==== Source data ====

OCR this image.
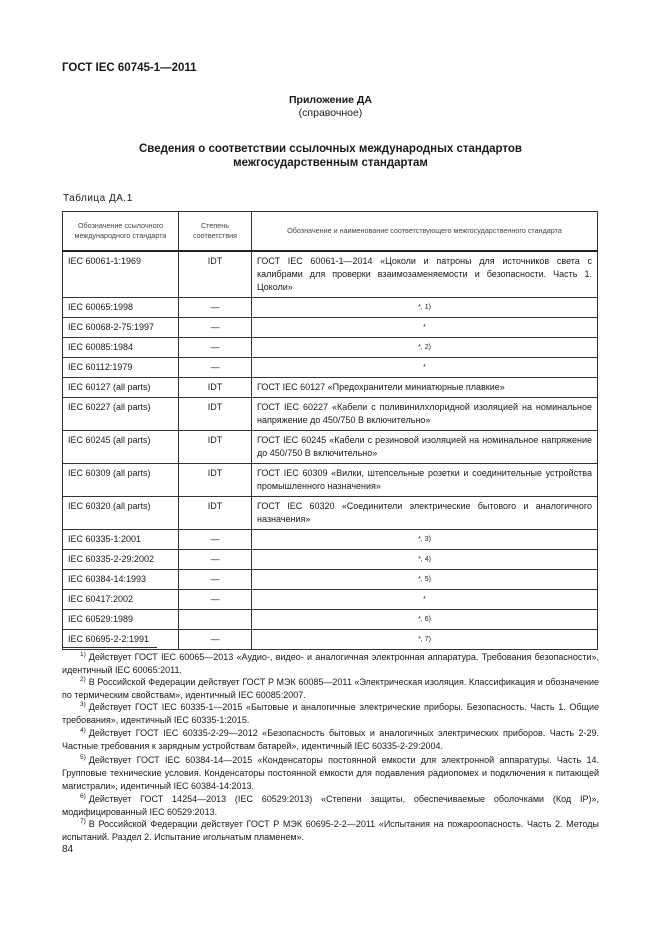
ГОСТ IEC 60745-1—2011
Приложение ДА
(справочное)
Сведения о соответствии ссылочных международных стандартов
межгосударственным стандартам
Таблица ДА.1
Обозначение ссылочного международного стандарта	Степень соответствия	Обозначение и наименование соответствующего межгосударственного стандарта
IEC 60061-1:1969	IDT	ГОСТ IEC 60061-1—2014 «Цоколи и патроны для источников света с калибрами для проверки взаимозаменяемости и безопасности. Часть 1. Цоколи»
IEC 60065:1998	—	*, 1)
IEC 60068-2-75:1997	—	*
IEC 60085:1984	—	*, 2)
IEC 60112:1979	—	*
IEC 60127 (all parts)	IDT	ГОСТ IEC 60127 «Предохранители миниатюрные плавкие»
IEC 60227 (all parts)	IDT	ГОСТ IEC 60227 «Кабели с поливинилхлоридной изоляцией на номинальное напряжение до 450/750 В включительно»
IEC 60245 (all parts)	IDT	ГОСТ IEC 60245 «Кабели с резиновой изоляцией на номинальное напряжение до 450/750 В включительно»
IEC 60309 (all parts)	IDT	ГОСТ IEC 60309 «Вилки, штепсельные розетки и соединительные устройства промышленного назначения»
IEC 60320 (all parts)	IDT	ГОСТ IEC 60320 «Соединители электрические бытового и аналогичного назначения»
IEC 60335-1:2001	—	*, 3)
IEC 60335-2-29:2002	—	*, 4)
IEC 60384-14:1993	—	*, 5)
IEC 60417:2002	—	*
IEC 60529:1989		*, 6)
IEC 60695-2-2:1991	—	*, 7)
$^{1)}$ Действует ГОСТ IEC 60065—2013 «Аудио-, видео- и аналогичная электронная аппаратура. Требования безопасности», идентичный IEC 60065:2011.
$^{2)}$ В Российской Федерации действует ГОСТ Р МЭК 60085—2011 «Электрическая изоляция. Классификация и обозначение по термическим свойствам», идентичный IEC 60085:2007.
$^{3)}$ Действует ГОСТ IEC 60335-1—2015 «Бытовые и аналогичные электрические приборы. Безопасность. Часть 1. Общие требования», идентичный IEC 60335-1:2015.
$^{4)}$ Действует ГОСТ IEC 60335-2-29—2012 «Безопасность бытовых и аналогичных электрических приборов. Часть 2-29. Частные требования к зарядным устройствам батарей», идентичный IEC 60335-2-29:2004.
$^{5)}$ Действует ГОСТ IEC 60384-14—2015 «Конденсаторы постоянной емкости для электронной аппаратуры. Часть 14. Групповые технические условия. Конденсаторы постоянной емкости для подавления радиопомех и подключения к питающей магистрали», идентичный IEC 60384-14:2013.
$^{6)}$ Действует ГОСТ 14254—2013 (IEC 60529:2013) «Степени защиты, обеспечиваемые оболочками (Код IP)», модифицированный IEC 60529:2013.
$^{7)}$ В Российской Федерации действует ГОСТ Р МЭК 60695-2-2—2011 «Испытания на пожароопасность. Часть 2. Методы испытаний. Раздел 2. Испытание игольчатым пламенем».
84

====

▶ What to produce:
Report only the number of lines in the data above that contain "номинальное".

▶ Answer to this problem:
2